Data provided>
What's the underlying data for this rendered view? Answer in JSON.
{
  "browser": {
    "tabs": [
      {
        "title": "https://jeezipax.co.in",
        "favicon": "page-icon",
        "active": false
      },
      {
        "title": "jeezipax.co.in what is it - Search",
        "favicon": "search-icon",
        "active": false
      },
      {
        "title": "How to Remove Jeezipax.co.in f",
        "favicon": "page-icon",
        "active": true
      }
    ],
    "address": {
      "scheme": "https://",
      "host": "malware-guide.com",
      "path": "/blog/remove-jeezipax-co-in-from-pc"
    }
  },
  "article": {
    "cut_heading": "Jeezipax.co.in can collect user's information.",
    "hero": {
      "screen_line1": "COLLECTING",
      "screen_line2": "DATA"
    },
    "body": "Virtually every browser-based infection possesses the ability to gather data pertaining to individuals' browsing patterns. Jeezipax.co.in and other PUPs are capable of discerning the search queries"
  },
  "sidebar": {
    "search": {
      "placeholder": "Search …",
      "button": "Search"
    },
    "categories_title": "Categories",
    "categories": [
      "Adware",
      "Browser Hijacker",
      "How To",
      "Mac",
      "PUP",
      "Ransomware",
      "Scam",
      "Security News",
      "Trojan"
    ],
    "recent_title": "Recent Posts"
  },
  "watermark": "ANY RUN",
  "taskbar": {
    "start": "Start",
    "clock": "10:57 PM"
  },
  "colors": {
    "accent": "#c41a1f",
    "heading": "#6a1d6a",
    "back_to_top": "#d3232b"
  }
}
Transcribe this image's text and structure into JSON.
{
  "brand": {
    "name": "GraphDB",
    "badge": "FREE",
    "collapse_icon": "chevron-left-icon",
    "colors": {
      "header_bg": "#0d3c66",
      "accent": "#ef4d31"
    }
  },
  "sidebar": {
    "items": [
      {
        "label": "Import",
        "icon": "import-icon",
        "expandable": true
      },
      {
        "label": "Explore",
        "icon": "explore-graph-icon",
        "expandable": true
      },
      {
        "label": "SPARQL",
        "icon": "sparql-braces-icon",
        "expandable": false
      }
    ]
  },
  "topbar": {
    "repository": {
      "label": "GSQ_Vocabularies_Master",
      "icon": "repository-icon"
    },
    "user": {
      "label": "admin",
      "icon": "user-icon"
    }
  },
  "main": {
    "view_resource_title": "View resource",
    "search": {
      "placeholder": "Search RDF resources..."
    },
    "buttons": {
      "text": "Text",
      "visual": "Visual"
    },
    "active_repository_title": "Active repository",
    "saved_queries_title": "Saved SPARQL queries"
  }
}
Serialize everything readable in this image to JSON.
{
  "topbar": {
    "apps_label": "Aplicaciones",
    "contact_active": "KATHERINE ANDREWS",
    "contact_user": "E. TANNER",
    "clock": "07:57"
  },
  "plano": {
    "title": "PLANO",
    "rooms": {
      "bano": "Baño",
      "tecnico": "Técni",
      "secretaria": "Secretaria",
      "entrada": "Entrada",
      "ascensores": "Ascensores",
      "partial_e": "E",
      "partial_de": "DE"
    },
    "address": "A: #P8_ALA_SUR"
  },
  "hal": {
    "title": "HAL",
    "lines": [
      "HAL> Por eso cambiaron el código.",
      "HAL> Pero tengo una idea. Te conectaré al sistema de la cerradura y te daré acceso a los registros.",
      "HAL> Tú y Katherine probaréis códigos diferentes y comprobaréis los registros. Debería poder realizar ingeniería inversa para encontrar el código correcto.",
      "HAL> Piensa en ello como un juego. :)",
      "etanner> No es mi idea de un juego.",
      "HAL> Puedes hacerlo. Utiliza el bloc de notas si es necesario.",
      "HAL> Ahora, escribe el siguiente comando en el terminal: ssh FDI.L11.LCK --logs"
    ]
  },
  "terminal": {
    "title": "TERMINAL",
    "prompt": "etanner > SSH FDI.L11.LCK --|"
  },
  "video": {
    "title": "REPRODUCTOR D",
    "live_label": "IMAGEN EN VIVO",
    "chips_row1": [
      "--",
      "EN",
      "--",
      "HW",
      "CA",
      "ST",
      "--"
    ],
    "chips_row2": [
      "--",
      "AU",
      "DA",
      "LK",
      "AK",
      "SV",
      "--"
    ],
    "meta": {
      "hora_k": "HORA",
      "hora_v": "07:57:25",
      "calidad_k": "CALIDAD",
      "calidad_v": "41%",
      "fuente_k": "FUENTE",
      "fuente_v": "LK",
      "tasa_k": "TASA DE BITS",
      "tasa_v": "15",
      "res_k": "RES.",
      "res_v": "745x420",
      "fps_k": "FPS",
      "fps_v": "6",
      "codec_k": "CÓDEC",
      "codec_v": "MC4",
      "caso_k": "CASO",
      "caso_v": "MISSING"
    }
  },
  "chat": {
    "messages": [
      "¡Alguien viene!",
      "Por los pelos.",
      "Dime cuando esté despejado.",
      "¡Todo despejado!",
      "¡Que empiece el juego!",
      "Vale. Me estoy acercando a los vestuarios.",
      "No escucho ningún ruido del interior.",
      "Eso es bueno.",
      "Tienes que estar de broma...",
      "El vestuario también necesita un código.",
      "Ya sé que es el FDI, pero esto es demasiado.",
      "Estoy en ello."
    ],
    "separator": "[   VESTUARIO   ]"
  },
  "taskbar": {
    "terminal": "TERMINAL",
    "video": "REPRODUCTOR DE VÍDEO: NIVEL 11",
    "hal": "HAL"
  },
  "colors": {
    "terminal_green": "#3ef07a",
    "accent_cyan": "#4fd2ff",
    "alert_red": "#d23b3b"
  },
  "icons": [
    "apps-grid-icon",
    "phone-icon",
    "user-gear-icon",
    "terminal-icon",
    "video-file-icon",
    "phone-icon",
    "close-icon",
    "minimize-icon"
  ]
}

What is needed> Transcribe the material above word for word.

Output for this task>
What's the underlying data for this rendered view? Answer in JSON.
{
  "browser": {
    "tabs": [
      {
        "title": "https://jeezipax.co.in",
        "favicon": "page-icon",
        "active": false
      },
      {
        "title": "jeezipax.co.in what is it - Search",
        "favicon": "search-icon",
        "active": false
      },
      {
        "title": "How to Remove Jeezipax.co.in f",
        "favicon": "page-icon",
        "active": true
      }
    ],
    "address": {
      "scheme": "https://",
      "host": "malware-guide.com",
      "path": "/blog/remove-jeezipax-co-in-from-pc"
    }
  },
  "article": {
    "cut_heading": "Jeezipax.co.in can collect user's information.",
    "hero": {
      "screen_line1": "COLLECTING",
      "screen_line2": "DATA"
    },
    "body": "Virtually every browser-based infection possesses the ability to gather data pertaining to individuals' browsing patterns. Jeezipax.co.in and other PUPs are capable of discerning the search queries"
  },
  "sidebar": {
    "search": {
      "placeholder": "Search …",
      "button": "Search"
    },
    "categories_title": "Categories",
    "categories": [
      "Adware",
      "Browser Hijacker",
      "How To",
      "Mac",
      "PUP",
      "Ransomware",
      "Scam",
      "Security News",
      "Trojan"
    ],
    "recent_title": "Recent Posts"
  },
  "watermark": "ANY RUN",
  "taskbar": {
    "start": "Start",
    "clock": "10:57 PM"
  },
  "colors": {
    "accent": "#c41a1f",
    "heading": "#6a1d6a",
    "back_to_top": "#d3232b"
  }
}
Transcribe this image's text and structure into JSON.
{
  "brand": {
    "name": "GraphDB",
    "badge": "FREE",
    "collapse_icon": "chevron-left-icon",
    "colors": {
      "header_bg": "#0d3c66",
      "accent": "#ef4d31"
    }
  },
  "sidebar": {
    "items": [
      {
        "label": "Import",
        "icon": "import-icon",
        "expandable": true
      },
      {
        "label": "Explore",
        "icon": "explore-graph-icon",
        "expandable": true
      },
      {
        "label": "SPARQL",
        "icon": "sparql-braces-icon",
        "expandable": false
      }
    ]
  },
  "topbar": {
    "repository": {
      "label": "GSQ_Vocabularies_Master",
      "icon": "repository-icon"
    },
    "user": {
      "label": "admin",
      "icon": "user-icon"
    }
  },
  "main": {
    "view_resource_title": "View resource",
    "search": {
      "placeholder": "Search RDF resources..."
    },
    "buttons": {
      "text": "Text",
      "visual": "Visual"
    },
    "active_repository_title": "Active repository",
    "saved_queries_title": "Saved SPARQL queries"
  }
}
Serialize everything readable in this image to JSON.
{
  "topbar": {
    "apps_label": "Aplicaciones",
    "contact_active": "KATHERINE ANDREWS",
    "contact_user": "E. TANNER",
    "clock": "07:57"
  },
  "plano": {
    "title": "PLANO",
    "rooms": {
      "bano": "Baño",
      "tecnico": "Técni",
      "secretaria": "Secretaria",
      "entrada": "Entrada",
      "ascensores": "Ascensores",
      "partial_e": "E",
      "partial_de": "DE"
    },
    "address": "A: #P8_ALA_SUR"
  },
  "hal": {
    "title": "HAL",
    "lines": [
      "HAL> Por eso cambiaron el código.",
      "HAL> Pero tengo una idea. Te conectaré al sistema de la cerradura y te daré acceso a los registros.",
      "HAL> Tú y Katherine probaréis códigos diferentes y comprobaréis los registros. Debería poder realizar ingeniería inversa para encontrar el código correcto.",
      "HAL> Piensa en ello como un juego. :)",
      "etanner> No es mi idea de un juego.",
      "HAL> Puedes hacerlo. Utiliza el bloc de notas si es necesario.",
      "HAL> Ahora, escribe el siguiente comando en el terminal: ssh FDI.L11.LCK --logs"
    ]
  },
  "terminal": {
    "title": "TERMINAL",
    "prompt": "etanner > SSH FDI.L11.LCK --|"
  },
  "video": {
    "title": "REPRODUCTOR D",
    "live_label": "IMAGEN EN VIVO",
    "chips_row1": [
      "--",
      "EN",
      "--",
      "HW",
      "CA",
      "ST",
      "--"
    ],
    "chips_row2": [
      "--",
      "AU",
      "DA",
      "LK",
      "AK",
      "SV",
      "--"
    ],
    "meta": {
      "hora_k": "HORA",
      "hora_v": "07:57:25",
      "calidad_k": "CALIDAD",
      "calidad_v": "41%",
      "fuente_k": "FUENTE",
      "fuente_v": "LK",
      "tasa_k": "TASA DE BITS",
      "tasa_v": "15",
      "res_k": "RES.",
      "res_v": "745x420",
      "fps_k": "FPS",
      "fps_v": "6",
      "codec_k": "CÓDEC",
      "codec_v": "MC4",
      "caso_k": "CASO",
      "caso_v": "MISSING"
    }
  },
  "chat": {
    "messages": [
      "¡Alguien viene!",
      "Por los pelos.",
      "Dime cuando esté despejado.",
      "¡Todo despejado!",
      "¡Que empiece el juego!",
      "Vale. Me estoy acercando a los vestuarios.",
      "No escucho ningún ruido del interior.",
      "Eso es bueno.",
      "Tienes que estar de broma...",
      "El vestuario también necesita un código.",
      "Ya sé que es el FDI, pero esto es demasiado.",
      "Estoy en ello."
    ],
    "separator": "[   VESTUARIO   ]"
  },
  "taskbar": {
    "terminal": "TERMINAL",
    "video": "REPRODUCTOR DE VÍDEO: NIVEL 11",
    "hal": "HAL"
  },
  "colors": {
    "terminal_green": "#3ef07a",
    "accent_cyan": "#4fd2ff",
    "alert_red": "#d23b3b"
  },
  "icons": [
    "apps-grid-icon",
    "phone-icon",
    "user-gear-icon",
    "terminal-icon",
    "video-file-icon",
    "phone-icon",
    "close-icon",
    "minimize-icon"
  ]
}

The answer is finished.